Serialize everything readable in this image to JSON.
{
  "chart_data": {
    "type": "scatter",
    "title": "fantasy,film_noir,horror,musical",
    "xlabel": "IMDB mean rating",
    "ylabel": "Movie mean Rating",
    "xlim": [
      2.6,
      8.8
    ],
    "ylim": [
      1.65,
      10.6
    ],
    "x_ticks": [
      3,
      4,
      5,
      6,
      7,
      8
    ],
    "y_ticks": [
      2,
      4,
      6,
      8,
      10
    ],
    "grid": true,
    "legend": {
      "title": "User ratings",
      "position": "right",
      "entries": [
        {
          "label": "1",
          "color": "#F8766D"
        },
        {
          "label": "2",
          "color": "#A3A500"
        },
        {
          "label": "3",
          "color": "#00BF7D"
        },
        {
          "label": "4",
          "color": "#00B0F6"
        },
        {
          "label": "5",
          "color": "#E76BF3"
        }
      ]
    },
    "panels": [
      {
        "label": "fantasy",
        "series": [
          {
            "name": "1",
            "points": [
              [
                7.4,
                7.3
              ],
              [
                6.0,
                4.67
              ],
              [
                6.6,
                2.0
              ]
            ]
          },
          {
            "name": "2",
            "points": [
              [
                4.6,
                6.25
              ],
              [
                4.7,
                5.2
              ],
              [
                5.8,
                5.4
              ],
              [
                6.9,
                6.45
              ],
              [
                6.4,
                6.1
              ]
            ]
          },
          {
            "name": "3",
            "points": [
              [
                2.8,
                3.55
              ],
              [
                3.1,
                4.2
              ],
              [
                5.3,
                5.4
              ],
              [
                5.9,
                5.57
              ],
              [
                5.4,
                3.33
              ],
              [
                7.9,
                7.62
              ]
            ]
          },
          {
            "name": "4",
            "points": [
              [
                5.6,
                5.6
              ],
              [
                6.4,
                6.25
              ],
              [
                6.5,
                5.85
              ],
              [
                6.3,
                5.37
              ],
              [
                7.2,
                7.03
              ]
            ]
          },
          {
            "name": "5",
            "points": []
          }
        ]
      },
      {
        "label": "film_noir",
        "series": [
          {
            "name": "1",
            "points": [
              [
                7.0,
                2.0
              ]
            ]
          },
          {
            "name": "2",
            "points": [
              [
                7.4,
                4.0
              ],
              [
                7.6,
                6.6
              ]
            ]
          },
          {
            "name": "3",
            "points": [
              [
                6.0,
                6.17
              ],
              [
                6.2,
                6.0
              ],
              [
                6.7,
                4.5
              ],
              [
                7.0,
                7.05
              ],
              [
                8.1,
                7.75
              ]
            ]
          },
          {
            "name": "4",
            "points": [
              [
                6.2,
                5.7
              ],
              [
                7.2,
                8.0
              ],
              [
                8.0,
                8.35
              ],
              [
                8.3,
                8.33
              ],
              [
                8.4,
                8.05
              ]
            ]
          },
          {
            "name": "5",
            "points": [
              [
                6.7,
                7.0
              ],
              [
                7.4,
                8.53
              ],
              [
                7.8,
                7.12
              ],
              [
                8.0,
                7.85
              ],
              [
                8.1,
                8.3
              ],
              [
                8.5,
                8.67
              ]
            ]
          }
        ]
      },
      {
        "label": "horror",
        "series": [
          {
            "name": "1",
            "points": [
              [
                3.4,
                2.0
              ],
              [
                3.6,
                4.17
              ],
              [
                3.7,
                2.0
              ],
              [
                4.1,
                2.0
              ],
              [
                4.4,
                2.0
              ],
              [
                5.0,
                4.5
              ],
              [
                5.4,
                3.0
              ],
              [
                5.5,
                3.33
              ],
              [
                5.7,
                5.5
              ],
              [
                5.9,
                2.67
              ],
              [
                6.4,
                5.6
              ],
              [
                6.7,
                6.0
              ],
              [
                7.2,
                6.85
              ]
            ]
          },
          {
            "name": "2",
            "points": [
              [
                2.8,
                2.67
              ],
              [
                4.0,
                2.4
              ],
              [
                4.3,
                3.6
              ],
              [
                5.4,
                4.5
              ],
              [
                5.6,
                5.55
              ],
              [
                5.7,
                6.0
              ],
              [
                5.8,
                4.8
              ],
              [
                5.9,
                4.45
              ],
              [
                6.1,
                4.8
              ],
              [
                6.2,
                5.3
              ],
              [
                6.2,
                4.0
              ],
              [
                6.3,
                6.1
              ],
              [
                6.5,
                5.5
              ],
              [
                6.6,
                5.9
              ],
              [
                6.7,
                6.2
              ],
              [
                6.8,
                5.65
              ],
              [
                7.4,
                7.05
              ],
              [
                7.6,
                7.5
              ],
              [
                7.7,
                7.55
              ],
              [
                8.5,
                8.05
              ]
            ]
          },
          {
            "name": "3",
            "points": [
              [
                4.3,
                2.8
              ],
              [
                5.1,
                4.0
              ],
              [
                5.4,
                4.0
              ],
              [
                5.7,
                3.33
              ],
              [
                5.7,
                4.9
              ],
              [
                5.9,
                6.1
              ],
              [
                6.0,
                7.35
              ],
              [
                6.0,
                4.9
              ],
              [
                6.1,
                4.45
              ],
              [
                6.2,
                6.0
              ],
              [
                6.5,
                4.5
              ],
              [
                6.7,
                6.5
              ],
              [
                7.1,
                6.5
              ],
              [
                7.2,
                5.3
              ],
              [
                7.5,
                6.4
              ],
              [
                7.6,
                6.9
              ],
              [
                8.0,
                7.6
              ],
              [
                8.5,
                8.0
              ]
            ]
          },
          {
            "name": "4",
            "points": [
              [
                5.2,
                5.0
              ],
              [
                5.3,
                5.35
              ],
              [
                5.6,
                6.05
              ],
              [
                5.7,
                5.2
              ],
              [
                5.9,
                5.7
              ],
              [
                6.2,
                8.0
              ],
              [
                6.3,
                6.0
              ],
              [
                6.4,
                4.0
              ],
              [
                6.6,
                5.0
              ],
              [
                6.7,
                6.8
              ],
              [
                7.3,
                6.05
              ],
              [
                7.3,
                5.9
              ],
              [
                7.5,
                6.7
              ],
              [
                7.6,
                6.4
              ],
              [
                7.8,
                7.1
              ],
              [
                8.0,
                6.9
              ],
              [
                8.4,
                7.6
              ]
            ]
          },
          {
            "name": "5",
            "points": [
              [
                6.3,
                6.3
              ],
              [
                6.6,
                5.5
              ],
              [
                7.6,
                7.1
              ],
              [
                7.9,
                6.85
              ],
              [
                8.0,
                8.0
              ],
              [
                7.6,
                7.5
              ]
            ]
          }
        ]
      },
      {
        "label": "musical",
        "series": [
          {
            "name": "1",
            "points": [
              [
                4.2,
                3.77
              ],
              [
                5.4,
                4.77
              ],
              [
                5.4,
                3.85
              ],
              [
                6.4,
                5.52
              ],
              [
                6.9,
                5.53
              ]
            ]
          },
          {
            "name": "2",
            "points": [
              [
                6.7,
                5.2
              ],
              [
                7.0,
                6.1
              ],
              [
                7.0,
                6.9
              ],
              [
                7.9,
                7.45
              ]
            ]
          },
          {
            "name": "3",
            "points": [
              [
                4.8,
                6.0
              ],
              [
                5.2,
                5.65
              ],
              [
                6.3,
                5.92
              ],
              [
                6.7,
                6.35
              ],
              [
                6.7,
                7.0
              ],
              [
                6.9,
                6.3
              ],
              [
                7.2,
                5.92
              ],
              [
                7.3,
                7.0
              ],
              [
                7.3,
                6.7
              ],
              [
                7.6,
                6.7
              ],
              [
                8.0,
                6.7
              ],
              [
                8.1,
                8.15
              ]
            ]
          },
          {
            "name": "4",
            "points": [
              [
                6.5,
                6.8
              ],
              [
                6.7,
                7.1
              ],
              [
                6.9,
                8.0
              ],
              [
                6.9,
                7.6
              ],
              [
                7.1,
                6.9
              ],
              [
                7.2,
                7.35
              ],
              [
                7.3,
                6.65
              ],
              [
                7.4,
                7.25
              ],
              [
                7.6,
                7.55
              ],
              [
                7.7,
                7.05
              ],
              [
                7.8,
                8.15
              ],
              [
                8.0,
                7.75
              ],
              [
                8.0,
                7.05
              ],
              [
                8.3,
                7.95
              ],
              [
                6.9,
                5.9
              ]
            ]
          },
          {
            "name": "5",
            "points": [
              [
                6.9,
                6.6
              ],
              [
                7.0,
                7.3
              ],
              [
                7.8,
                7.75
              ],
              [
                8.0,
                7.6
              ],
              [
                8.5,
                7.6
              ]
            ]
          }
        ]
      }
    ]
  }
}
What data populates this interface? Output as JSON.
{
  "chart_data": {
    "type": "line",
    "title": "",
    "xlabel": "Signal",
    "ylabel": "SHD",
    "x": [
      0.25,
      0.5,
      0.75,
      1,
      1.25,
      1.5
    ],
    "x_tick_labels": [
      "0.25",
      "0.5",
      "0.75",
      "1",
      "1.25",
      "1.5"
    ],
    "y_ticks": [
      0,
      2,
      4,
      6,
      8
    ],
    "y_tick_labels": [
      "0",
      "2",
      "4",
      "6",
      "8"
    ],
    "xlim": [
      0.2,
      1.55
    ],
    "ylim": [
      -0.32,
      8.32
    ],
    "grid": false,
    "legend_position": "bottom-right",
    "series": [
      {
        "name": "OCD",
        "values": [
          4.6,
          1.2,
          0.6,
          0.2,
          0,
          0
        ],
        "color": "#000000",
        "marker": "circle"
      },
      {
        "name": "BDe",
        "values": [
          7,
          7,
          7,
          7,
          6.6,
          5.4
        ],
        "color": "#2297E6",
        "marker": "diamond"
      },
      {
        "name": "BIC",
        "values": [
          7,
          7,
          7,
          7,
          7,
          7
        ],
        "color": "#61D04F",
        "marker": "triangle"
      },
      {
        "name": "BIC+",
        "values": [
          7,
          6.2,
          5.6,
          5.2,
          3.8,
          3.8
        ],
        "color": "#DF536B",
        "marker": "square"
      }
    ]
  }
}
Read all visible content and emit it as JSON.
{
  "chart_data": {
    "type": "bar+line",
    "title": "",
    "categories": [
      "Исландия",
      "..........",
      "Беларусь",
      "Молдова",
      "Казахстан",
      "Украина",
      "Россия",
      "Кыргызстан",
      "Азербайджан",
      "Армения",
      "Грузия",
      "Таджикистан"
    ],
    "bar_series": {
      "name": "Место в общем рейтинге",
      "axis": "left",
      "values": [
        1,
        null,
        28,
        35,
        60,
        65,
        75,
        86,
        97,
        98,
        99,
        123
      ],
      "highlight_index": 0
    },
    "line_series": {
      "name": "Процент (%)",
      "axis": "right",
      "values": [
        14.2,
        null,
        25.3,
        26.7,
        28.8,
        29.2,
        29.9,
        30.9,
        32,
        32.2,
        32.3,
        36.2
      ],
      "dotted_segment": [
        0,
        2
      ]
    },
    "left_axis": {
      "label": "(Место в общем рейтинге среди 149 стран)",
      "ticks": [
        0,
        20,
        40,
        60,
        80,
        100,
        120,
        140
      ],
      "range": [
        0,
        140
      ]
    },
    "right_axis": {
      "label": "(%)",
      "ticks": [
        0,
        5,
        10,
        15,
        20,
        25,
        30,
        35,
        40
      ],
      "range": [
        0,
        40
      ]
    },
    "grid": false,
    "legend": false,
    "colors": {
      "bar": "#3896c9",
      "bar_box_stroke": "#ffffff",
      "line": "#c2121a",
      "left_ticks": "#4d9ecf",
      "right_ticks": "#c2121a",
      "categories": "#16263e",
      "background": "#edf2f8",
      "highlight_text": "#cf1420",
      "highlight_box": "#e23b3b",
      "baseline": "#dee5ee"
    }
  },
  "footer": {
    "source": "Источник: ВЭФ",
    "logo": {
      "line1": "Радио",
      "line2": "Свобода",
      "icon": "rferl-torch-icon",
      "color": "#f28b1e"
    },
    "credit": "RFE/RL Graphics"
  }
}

· · · ·

**Task goal:** Pick out each line containing "this" and report it.

**Right answer:**
Serialize everything readable in this image to JSON.
What data populates this interface? Output as JSON.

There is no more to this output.